§ **Given entries**:
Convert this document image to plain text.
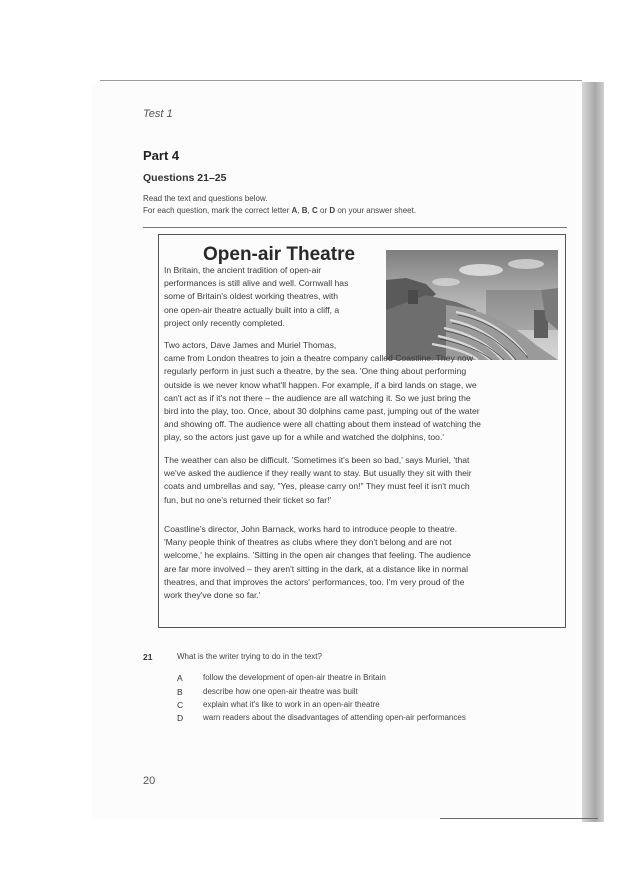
Test 1
Part 4
Questions 21–25
Read the text and questions below.
For each question, mark the correct letter A, B, C or D on your answer sheet.
Open-air Theatre
In Britain, the ancient tradition of open-air
performances is still alive and well. Cornwall has
some of Britain's oldest working theatres, with
one open-air theatre actually built into a cliff, a
project only recently completed.
Two actors, Dave James and Muriel Thomas,
came from London theatres to join a theatre company called Coastline. They now
regularly perform in just such a theatre, by the sea. 'One thing about performing
outside is we never know what'll happen. For example, if a bird lands on stage, we
can't act as if it's not there – the audience are all watching it. So we just bring the
bird into the play, too. Once, about 30 dolphins came past, jumping out of the water
and showing off. The audience were all chatting about them instead of watching the
play, so the actors just gave up for a while and watched the dolphins, too.'
The weather can also be difficult. 'Sometimes it's been so bad,' says Muriel, 'that
we've asked the audience if they really want to stay. But usually they sit with their
coats and umbrellas and say, "Yes, please carry on!" They must feel it isn't much
fun, but no one's returned their ticket so far!'
Coastline's director, John Barnack, works hard to introduce people to theatre.
'Many people think of theatres as clubs where they don't belong and are not
welcome,' he explains. 'Sitting in the open air changes that feeling. The audience
are far more involved – they aren't sitting in the dark, at a distance like in normal
theatres, and that improves the actors' performances, too. I'm very proud of the
work they've done so far.'
21	What is the writer trying to do in the text?
A	follow the development of open-air theatre in Britain
B	describe how one open-air theatre was built
C explain what it's like to work in an open-air theatre
D warn readers about the disadvantages of attending open-air performances
20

§ **To do**: Pictures don't belong in the copy. Restate all the entries exactly.

§ **Answer to this exercise**:
Convert this document image to plain text.
Test 1
Part 4
Questions 21–25
Read the text and questions below.
For each question, mark the correct letter A, B, C or D on your answer sheet.
Open-air Theatre
In Britain, the ancient tradition of open-air
performances is still alive and well. Cornwall has
some of Britain's oldest working theatres, with
one open-air theatre actually built into a cliff, a
project only recently completed.
Two actors, Dave James and Muriel Thomas,
came from London theatres to join a theatre company called Coastline. They now
regularly perform in just such a theatre, by the sea. 'One thing about performing
outside is we never know what'll happen. For example, if a bird lands on stage, we
can't act as if it's not there – the audience are all watching it. So we just bring the
bird into the play, too. Once, about 30 dolphins came past, jumping out of the water
and showing off. The audience were all chatting about them instead of watching the
play, so the actors just gave up for a while and watched the dolphins, too.'
The weather can also be difficult. 'Sometimes it's been so bad,' says Muriel, 'that
we've asked the audience if they really want to stay. But usually they sit with their
coats and umbrellas and say, "Yes, please carry on!" They must feel it isn't much
fun, but no one's returned their ticket so far!'
Coastline's director, John Barnack, works hard to introduce people to theatre.
'Many people think of theatres as clubs where they don't belong and are not
welcome,' he explains. 'Sitting in the open air changes that feeling. The audience
are far more involved – they aren't sitting in the dark, at a distance like in normal
theatres, and that improves the actors' performances, too. I'm very proud of the
work they've done so far.'
21	What is the writer trying to do in the text?
A	follow the development of open-air theatre in Britain
B	describe how one open-air theatre was built
C explain what it's like to work in an open-air theatre
D warn readers about the disadvantages of attending open-air performances
20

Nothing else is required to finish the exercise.